__THE REQUEST__.
Transcribe every entry below word for word, but skip the pictures.

__Data entries__.

-=-=-=-=-

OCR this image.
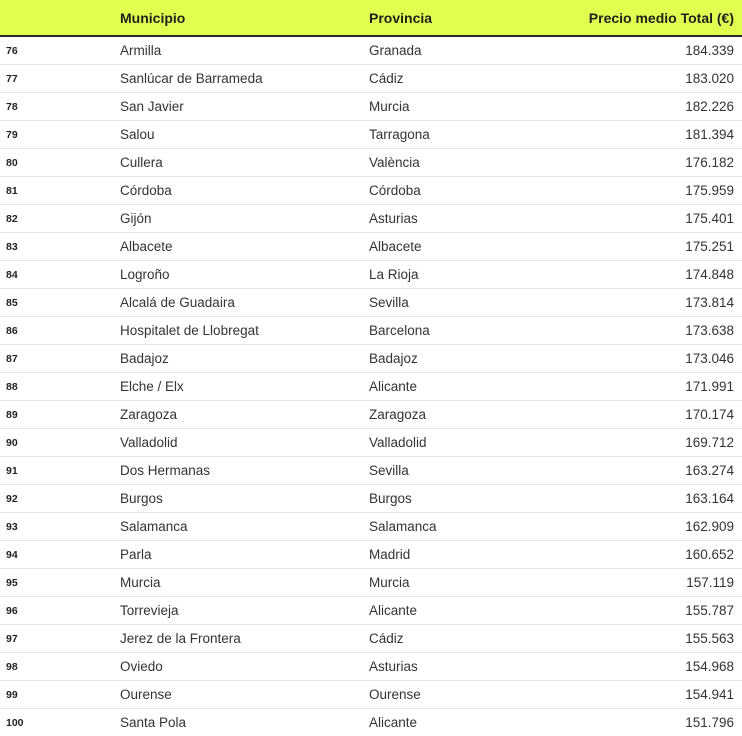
	Municipio	Provincia	Precio medio Total (€)
76	Armilla	Granada	184.339
77	Sanlúcar de Barrameda	Cádiz	183.020
78	San Javier	Murcia	182.226
79	Salou	Tarragona	181.394
80	Cullera	València	176.182
81	Córdoba	Córdoba	175.959
82	Gijón	Asturias	175.401
83	Albacete	Albacete	175.251
84	Logroño	La Rioja	174.848
85	Alcalá de Guadaira	Sevilla	173.814
86	Hospitalet de Llobregat	Barcelona	173.638
87	Badajoz	Badajoz	173.046
88	Elche / Elx	Alicante	171.991
89	Zaragoza	Zaragoza	170.174
90	Valladolid	Valladolid	169.712
91	Dos Hermanas	Sevilla	163.274
92	Burgos	Burgos	163.164
93	Salamanca	Salamanca	162.909
94	Parla	Madrid	160.652
95	Murcia	Murcia	157.119
96	Torrevieja	Alicante	155.787
97	Jerez de la Frontera	Cádiz	155.563
98	Oviedo	Asturias	154.968
99	Ourense	Ourense	154.941
100	Santa Pola	Alicante	151.796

-=-=-=-=-

__CORRECT ANSWER__.
OCR this image.
	Municipio	Provincia	Precio medio Total (€)
76	Armilla	Granada	184.339
77	Sanlúcar de Barrameda	Cádiz	183.020
78	San Javier	Murcia	182.226
79	Salou	Tarragona	181.394
80	Cullera	València	176.182
81	Córdoba	Córdoba	175.959
82	Gijón	Asturias	175.401
83	Albacete	Albacete	175.251
84	Logroño	La Rioja	174.848
85	Alcalá de Guadaira	Sevilla	173.814
86	Hospitalet de Llobregat	Barcelona	173.638
87	Badajoz	Badajoz	173.046
88	Elche / Elx	Alicante	171.991
89	Zaragoza	Zaragoza	170.174
90	Valladolid	Valladolid	169.712
91	Dos Hermanas	Sevilla	163.274
92	Burgos	Burgos	163.164
93	Salamanca	Salamanca	162.909
94	Parla	Madrid	160.652
95	Murcia	Murcia	157.119
96	Torrevieja	Alicante	155.787
97	Jerez de la Frontera	Cádiz	155.563
98	Oviedo	Asturias	154.968
99	Ourense	Ourense	154.941
100	Santa Pola	Alicante	151.796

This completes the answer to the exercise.